— START —

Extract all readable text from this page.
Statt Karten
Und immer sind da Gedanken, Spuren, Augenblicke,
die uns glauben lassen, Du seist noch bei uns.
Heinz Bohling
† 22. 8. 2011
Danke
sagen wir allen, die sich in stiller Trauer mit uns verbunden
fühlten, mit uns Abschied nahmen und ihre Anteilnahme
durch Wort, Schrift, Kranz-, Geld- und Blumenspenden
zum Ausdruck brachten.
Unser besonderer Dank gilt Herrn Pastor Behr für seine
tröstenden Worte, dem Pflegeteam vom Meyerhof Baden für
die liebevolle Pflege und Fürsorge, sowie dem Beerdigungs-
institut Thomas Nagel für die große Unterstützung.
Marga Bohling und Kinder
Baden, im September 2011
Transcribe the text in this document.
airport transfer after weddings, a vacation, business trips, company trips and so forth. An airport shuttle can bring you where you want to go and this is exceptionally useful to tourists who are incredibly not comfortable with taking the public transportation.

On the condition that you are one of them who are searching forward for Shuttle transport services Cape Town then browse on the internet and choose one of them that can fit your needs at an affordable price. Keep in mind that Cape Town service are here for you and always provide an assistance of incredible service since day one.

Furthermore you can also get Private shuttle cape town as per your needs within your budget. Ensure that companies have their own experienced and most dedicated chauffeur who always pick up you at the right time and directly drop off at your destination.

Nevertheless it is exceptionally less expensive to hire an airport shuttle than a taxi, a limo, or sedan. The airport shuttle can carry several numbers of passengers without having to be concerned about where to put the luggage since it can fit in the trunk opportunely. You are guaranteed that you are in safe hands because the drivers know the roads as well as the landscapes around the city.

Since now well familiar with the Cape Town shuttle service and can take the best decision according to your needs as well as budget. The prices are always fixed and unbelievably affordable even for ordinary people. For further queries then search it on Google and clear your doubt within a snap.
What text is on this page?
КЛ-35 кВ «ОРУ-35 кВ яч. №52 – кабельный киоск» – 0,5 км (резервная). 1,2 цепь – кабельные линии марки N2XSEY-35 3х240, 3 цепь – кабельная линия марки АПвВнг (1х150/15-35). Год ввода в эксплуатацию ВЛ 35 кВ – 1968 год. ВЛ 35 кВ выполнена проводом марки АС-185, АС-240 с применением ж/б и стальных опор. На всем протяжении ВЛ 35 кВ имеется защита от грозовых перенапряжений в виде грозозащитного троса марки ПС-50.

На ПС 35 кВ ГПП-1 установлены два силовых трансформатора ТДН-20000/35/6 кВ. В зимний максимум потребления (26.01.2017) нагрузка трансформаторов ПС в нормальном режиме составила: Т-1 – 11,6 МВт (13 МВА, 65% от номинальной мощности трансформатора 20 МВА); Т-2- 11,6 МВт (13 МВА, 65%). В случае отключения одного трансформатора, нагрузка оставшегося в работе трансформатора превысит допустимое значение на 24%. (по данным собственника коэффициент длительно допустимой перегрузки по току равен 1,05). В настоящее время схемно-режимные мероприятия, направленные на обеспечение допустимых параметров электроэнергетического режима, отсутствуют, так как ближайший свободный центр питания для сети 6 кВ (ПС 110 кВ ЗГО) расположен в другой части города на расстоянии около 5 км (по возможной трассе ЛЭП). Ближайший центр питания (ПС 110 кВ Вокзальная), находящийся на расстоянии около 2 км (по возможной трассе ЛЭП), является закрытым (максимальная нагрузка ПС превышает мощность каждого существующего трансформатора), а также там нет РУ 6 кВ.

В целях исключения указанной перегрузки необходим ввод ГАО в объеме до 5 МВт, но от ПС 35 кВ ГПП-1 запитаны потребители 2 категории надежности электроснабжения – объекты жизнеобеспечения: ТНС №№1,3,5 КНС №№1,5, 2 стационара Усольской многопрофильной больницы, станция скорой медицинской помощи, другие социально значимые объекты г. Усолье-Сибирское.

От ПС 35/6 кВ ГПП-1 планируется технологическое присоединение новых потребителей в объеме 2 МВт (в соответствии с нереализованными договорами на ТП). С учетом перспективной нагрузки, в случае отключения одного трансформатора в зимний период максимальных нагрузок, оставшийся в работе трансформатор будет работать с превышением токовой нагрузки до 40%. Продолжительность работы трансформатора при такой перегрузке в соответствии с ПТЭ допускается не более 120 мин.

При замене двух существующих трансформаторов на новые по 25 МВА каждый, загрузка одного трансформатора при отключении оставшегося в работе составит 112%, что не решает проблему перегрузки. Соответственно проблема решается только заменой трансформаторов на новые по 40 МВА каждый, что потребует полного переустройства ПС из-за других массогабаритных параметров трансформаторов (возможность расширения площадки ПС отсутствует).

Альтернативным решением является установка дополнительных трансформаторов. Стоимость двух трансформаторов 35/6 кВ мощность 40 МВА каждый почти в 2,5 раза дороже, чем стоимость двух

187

— END —

→ **Stated exercise**
Write out the records above again, keeping each one identical to the original.

→ **Output for this exercise**
Extract all readable text from this page.
Statt Karten
Und immer sind da Gedanken, Spuren, Augenblicke,
die uns glauben lassen, Du seist noch bei uns.
Heinz Bohling
† 22. 8. 2011
Danke
sagen wir allen, die sich in stiller Trauer mit uns verbunden
fühlten, mit uns Abschied nahmen und ihre Anteilnahme
durch Wort, Schrift, Kranz-, Geld- und Blumenspenden
zum Ausdruck brachten.
Unser besonderer Dank gilt Herrn Pastor Behr für seine
tröstenden Worte, dem Pflegeteam vom Meyerhof Baden für
die liebevolle Pflege und Fürsorge, sowie dem Beerdigungs-
institut Thomas Nagel für die große Unterstützung.
Marga Bohling und Kinder
Baden, im September 2011
Transcribe the text in this document.
airport transfer after weddings, a vacation, business trips, company trips and so forth. An airport shuttle can bring you where you want to go and this is exceptionally useful to tourists who are incredibly not comfortable with taking the public transportation.

On the condition that you are one of them who are searching forward for Shuttle transport services Cape Town then browse on the internet and choose one of them that can fit your needs at an affordable price. Keep in mind that Cape Town service are here for you and always provide an assistance of incredible service since day one.

Furthermore you can also get Private shuttle cape town as per your needs within your budget. Ensure that companies have their own experienced and most dedicated chauffeur who always pick up you at the right time and directly drop off at your destination.

Nevertheless it is exceptionally less expensive to hire an airport shuttle than a taxi, a limo, or sedan. The airport shuttle can carry several numbers of passengers without having to be concerned about where to put the luggage since it can fit in the trunk opportunely. You are guaranteed that you are in safe hands because the drivers know the roads as well as the landscapes around the city.

Since now well familiar with the Cape Town shuttle service and can take the best decision according to your needs as well as budget. The prices are always fixed and unbelievably affordable even for ordinary people. For further queries then search it on Google and clear your doubt within a snap.
What text is on this page?
КЛ-35 кВ «ОРУ-35 кВ яч. №52 – кабельный киоск» – 0,5 км (резервная). 1,2 цепь – кабельные линии марки N2XSEY-35 3х240, 3 цепь – кабельная линия марки АПвВнг (1х150/15-35). Год ввода в эксплуатацию ВЛ 35 кВ – 1968 год. ВЛ 35 кВ выполнена проводом марки АС-185, АС-240 с применением ж/б и стальных опор. На всем протяжении ВЛ 35 кВ имеется защита от грозовых перенапряжений в виде грозозащитного троса марки ПС-50.

На ПС 35 кВ ГПП-1 установлены два силовых трансформатора ТДН-20000/35/6 кВ. В зимний максимум потребления (26.01.2017) нагрузка трансформаторов ПС в нормальном режиме составила: Т-1 – 11,6 МВт (13 МВА, 65% от номинальной мощности трансформатора 20 МВА); Т-2- 11,6 МВт (13 МВА, 65%). В случае отключения одного трансформатора, нагрузка оставшегося в работе трансформатора превысит допустимое значение на 24%. (по данным собственника коэффициент длительно допустимой перегрузки по току равен 1,05). В настоящее время схемно-режимные мероприятия, направленные на обеспечение допустимых параметров электроэнергетического режима, отсутствуют, так как ближайший свободный центр питания для сети 6 кВ (ПС 110 кВ ЗГО) расположен в другой части города на расстоянии около 5 км (по возможной трассе ЛЭП). Ближайший центр питания (ПС 110 кВ Вокзальная), находящийся на расстоянии около 2 км (по возможной трассе ЛЭП), является закрытым (максимальная нагрузка ПС превышает мощность каждого существующего трансформатора), а также там нет РУ 6 кВ.

В целях исключения указанной перегрузки необходим ввод ГАО в объеме до 5 МВт, но от ПС 35 кВ ГПП-1 запитаны потребители 2 категории надежности электроснабжения – объекты жизнеобеспечения: ТНС №№1,3,5 КНС №№1,5, 2 стационара Усольской многопрофильной больницы, станция скорой медицинской помощи, другие социально значимые объекты г. Усолье-Сибирское.

От ПС 35/6 кВ ГПП-1 планируется технологическое присоединение новых потребителей в объеме 2 МВт (в соответствии с нереализованными договорами на ТП). С учетом перспективной нагрузки, в случае отключения одного трансформатора в зимний период максимальных нагрузок, оставшийся в работе трансформатор будет работать с превышением токовой нагрузки до 40%. Продолжительность работы трансформатора при такой перегрузке в соответствии с ПТЭ допускается не более 120 мин.

При замене двух существующих трансформаторов на новые по 25 МВА каждый, загрузка одного трансформатора при отключении оставшегося в работе составит 112%, что не решает проблему перегрузки. Соответственно проблема решается только заменой трансформаторов на новые по 40 МВА каждый, что потребует полного переустройства ПС из-за других массогабаритных параметров трансформаторов (возможность расширения площадки ПС отсутствует).

Альтернативным решением является установка дополнительных трансформаторов. Стоимость двух трансформаторов 35/6 кВ мощность 40 МВА каждый почти в 2,5 раза дороже, чем стоимость двух

187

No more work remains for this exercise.